Copy down every line where the string "verschiedene" shows up.

>> begin Data extract

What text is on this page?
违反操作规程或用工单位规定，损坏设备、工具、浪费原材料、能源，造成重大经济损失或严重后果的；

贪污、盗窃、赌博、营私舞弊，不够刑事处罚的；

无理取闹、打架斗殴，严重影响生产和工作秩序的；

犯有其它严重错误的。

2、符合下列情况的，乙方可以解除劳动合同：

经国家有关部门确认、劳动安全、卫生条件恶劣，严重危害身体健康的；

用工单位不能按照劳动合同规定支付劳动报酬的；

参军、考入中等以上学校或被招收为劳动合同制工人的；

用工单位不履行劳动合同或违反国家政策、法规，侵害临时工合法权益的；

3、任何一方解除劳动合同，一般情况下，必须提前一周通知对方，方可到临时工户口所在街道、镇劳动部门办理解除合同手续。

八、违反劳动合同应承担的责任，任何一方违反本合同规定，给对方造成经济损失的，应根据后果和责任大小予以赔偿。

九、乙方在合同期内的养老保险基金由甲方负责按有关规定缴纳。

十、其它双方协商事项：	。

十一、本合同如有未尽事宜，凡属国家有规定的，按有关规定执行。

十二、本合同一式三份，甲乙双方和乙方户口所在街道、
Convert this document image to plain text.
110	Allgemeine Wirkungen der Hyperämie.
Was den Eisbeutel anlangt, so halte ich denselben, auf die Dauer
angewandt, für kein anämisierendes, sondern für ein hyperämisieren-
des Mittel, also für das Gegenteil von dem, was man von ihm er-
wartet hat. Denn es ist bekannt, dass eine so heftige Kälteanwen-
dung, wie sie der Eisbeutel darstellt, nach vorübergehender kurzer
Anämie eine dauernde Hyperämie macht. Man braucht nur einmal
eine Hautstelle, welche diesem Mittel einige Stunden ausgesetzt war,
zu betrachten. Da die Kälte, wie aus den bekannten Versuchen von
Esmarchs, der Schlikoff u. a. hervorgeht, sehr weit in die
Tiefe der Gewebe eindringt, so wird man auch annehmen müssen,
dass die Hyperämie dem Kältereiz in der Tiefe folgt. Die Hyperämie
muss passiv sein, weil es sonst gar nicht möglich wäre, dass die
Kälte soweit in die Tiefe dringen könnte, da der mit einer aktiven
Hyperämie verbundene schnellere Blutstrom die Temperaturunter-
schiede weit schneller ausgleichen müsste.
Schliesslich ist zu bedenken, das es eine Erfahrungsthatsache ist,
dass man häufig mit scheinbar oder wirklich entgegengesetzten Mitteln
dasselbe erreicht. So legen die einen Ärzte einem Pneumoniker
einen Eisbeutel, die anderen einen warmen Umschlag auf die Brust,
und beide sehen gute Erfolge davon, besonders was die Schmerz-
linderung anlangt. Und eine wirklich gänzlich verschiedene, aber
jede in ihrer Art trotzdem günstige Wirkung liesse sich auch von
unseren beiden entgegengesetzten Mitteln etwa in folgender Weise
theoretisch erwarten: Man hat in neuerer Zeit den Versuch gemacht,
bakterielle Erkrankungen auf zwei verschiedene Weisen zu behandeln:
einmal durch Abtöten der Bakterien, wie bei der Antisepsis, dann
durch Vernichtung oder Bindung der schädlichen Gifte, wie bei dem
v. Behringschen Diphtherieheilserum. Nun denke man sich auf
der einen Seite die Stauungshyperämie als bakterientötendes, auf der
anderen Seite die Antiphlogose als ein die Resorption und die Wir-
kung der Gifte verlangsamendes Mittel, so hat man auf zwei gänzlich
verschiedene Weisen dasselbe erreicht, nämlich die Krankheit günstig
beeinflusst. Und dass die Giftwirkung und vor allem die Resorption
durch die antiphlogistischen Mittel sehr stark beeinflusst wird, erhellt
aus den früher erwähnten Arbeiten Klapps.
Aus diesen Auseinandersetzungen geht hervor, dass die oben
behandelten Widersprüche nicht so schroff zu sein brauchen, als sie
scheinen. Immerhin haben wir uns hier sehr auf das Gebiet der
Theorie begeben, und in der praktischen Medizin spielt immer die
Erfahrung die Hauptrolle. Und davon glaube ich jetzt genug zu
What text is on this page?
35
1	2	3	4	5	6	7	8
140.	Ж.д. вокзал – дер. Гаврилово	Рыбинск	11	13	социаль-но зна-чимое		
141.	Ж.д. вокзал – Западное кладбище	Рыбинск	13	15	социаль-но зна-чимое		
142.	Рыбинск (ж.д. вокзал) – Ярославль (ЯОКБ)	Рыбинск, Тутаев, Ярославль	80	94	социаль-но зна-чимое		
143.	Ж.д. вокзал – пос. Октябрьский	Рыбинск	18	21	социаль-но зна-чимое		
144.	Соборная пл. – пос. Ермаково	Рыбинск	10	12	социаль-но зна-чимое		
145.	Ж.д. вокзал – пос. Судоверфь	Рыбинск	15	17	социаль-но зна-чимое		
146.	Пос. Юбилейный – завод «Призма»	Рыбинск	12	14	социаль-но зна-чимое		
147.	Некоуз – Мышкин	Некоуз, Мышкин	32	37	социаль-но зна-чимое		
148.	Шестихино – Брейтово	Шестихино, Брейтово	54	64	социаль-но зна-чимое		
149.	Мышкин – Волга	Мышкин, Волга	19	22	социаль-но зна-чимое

>> end Data extract

== Exercise result ==
linderung anlangt. Und eine wirklich gänzlich verschiedene, aber
bakterielle Erkrankungen auf zwei verschiedene Weisen zu behandeln:
verschiedene Weisen dasselbe erreicht, nämlich die Krankheit günstig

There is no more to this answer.